WHAT TO WORK ON: Extract every line starting at the line that contains "What text is on this page?" and ending with the final line of the data, inclusive; give only those lines, word for word.
*** RECORDED DATA ***
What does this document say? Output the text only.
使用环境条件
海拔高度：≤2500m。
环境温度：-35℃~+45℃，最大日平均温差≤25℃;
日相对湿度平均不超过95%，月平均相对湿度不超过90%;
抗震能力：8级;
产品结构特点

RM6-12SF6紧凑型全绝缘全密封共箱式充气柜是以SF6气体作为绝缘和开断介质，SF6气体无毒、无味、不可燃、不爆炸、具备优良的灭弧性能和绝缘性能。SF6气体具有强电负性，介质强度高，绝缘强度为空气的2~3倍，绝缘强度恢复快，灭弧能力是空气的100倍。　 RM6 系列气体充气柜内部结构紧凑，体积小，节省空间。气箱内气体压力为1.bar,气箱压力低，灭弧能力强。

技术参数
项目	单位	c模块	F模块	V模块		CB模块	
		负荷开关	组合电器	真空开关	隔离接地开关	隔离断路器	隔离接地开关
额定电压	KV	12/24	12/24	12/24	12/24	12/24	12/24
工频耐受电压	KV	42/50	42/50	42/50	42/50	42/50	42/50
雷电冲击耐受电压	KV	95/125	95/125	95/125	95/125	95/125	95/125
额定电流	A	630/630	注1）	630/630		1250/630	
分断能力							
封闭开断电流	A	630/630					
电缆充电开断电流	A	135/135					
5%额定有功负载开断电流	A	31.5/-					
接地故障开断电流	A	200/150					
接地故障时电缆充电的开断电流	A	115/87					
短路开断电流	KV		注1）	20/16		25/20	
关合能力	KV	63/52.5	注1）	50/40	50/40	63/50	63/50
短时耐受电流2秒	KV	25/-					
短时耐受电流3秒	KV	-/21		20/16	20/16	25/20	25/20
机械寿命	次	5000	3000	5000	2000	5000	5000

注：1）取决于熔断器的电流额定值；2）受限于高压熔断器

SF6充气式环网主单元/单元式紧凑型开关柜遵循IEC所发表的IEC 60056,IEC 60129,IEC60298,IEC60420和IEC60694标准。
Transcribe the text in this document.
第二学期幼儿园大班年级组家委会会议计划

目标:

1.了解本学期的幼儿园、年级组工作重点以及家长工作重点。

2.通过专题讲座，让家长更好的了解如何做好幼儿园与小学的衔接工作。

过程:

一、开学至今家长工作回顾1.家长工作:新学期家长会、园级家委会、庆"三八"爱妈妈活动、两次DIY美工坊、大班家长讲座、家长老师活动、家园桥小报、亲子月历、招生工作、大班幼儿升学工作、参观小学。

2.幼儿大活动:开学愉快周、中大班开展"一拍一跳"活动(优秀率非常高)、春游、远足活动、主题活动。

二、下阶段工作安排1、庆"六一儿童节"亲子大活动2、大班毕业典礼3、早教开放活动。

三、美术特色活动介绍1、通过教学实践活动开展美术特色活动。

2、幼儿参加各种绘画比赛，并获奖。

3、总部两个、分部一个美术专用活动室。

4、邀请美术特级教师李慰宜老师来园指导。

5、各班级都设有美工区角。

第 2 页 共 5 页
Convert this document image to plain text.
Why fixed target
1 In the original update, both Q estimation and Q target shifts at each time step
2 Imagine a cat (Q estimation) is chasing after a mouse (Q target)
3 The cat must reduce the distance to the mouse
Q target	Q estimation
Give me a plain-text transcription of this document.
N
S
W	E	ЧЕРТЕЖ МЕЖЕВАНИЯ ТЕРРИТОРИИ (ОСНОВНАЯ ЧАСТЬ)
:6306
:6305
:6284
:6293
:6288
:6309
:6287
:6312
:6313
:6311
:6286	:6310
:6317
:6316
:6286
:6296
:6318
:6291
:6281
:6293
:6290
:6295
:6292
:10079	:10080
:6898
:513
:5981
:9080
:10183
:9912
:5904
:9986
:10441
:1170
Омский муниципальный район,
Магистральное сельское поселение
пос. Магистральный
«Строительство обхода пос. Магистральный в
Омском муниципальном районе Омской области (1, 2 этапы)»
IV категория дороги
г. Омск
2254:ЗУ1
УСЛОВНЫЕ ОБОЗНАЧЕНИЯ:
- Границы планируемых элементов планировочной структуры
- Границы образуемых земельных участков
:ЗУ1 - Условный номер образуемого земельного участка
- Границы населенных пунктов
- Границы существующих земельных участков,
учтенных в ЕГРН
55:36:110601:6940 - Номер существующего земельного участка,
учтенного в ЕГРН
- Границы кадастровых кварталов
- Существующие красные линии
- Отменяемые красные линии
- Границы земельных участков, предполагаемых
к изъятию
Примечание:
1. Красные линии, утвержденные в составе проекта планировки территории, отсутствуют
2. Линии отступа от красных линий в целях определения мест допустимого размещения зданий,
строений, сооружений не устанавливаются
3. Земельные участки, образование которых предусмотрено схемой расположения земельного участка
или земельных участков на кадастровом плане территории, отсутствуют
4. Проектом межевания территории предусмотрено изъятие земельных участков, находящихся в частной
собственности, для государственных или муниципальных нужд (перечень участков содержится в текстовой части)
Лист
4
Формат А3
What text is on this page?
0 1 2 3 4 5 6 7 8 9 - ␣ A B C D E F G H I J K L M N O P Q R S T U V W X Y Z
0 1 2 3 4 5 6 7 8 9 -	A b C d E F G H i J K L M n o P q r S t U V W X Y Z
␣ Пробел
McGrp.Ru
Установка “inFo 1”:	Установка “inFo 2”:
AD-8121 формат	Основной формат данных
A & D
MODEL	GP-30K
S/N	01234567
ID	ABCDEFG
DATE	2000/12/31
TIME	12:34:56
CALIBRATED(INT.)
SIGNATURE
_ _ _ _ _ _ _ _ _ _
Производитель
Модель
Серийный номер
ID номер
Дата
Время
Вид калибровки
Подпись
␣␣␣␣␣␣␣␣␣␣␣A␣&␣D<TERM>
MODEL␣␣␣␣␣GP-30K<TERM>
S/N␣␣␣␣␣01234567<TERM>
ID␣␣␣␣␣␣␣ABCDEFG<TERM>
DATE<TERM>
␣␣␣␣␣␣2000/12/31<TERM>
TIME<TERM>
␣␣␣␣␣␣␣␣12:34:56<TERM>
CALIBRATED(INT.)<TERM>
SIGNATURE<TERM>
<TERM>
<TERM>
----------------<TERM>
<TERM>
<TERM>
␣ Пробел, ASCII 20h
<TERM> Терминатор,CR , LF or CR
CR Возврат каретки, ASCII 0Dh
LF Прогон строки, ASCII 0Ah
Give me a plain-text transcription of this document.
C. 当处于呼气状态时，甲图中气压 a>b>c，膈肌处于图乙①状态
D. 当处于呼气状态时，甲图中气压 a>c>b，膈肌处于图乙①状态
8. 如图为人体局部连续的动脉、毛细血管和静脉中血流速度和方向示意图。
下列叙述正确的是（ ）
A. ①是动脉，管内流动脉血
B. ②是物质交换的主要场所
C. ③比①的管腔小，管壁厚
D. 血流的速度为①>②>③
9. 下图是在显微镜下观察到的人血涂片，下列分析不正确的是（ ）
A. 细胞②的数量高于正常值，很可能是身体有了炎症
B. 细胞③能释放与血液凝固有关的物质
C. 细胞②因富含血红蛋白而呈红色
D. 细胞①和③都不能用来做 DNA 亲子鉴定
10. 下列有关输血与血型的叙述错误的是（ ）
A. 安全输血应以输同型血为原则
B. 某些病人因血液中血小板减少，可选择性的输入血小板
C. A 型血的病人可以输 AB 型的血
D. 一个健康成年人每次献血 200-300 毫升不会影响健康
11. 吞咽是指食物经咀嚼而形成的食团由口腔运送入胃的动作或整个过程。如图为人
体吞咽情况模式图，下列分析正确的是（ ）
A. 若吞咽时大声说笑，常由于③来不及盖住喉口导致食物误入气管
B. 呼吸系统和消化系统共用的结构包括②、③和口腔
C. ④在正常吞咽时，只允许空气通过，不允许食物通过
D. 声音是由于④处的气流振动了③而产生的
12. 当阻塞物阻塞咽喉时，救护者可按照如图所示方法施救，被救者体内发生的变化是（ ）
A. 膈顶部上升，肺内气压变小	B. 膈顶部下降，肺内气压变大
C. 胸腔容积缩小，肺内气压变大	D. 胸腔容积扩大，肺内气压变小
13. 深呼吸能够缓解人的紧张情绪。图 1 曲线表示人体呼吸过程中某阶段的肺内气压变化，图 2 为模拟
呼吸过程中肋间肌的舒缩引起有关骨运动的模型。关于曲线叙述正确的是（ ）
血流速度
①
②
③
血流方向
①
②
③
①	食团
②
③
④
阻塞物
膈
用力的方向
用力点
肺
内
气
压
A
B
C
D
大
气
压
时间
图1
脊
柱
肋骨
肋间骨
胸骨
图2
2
***
COMPLETE RESPONSE:
What text is on this page?
0 1 2 3 4 5 6 7 8 9 - ␣ A B C D E F G H I J K L M N O P Q R S T U V W X Y Z
0 1 2 3 4 5 6 7 8 9 -	A b C d E F G H i J K L M n o P q r S t U V W X Y Z
␣ Пробел
McGrp.Ru
Установка “inFo 1”:	Установка “inFo 2”:
AD-8121 формат	Основной формат данных
A & D
MODEL	GP-30K
S/N	01234567
ID	ABCDEFG
DATE	2000/12/31
TIME	12:34:56
CALIBRATED(INT.)
SIGNATURE
_ _ _ _ _ _ _ _ _ _
Производитель
Модель
Серийный номер
ID номер
Дата
Время
Вид калибровки
Подпись
␣␣␣␣␣␣␣␣␣␣␣A␣&␣D<TERM>
MODEL␣␣␣␣␣GP-30K<TERM>
S/N␣␣␣␣␣01234567<TERM>
ID␣␣␣␣␣␣␣ABCDEFG<TERM>
DATE<TERM>
␣␣␣␣␣␣2000/12/31<TERM>
TIME<TERM>
␣␣␣␣␣␣␣␣12:34:56<TERM>
CALIBRATED(INT.)<TERM>
SIGNATURE<TERM>
<TERM>
<TERM>
----------------<TERM>
<TERM>
<TERM>
␣ Пробел, ASCII 20h
<TERM> Терминатор,CR , LF or CR
CR Возврат каретки, ASCII 0Dh
LF Прогон строки, ASCII 0Ah
Give me a plain-text transcription of this document.
C. 当处于呼气状态时，甲图中气压 a>b>c，膈肌处于图乙①状态
D. 当处于呼气状态时，甲图中气压 a>c>b，膈肌处于图乙①状态
8. 如图为人体局部连续的动脉、毛细血管和静脉中血流速度和方向示意图。
下列叙述正确的是（ ）
A. ①是动脉，管内流动脉血
B. ②是物质交换的主要场所
C. ③比①的管腔小，管壁厚
D. 血流的速度为①>②>③
9. 下图是在显微镜下观察到的人血涂片，下列分析不正确的是（ ）
A. 细胞②的数量高于正常值，很可能是身体有了炎症
B. 细胞③能释放与血液凝固有关的物质
C. 细胞②因富含血红蛋白而呈红色
D. 细胞①和③都不能用来做 DNA 亲子鉴定
10. 下列有关输血与血型的叙述错误的是（ ）
A. 安全输血应以输同型血为原则
B. 某些病人因血液中血小板减少，可选择性的输入血小板
C. A 型血的病人可以输 AB 型的血
D. 一个健康成年人每次献血 200-300 毫升不会影响健康
11. 吞咽是指食物经咀嚼而形成的食团由口腔运送入胃的动作或整个过程。如图为人
体吞咽情况模式图，下列分析正确的是（ ）
A. 若吞咽时大声说笑，常由于③来不及盖住喉口导致食物误入气管
B. 呼吸系统和消化系统共用的结构包括②、③和口腔
C. ④在正常吞咽时，只允许空气通过，不允许食物通过
D. 声音是由于④处的气流振动了③而产生的
12. 当阻塞物阻塞咽喉时，救护者可按照如图所示方法施救，被救者体内发生的变化是（ ）
A. 膈顶部上升，肺内气压变小	B. 膈顶部下降，肺内气压变大
C. 胸腔容积缩小，肺内气压变大	D. 胸腔容积扩大，肺内气压变小
13. 深呼吸能够缓解人的紧张情绪。图 1 曲线表示人体呼吸过程中某阶段的肺内气压变化，图 2 为模拟
呼吸过程中肋间肌的舒缩引起有关骨运动的模型。关于曲线叙述正确的是（ ）
血流速度
①
②
③
血流方向
①
②
③
①	食团
②
③
④
阻塞物
膈
用力的方向
用力点
肺
内
气
压
A
B
C
D
大
气
压
时间
图1
脊
柱
肋骨
肋间骨
胸骨
图2
2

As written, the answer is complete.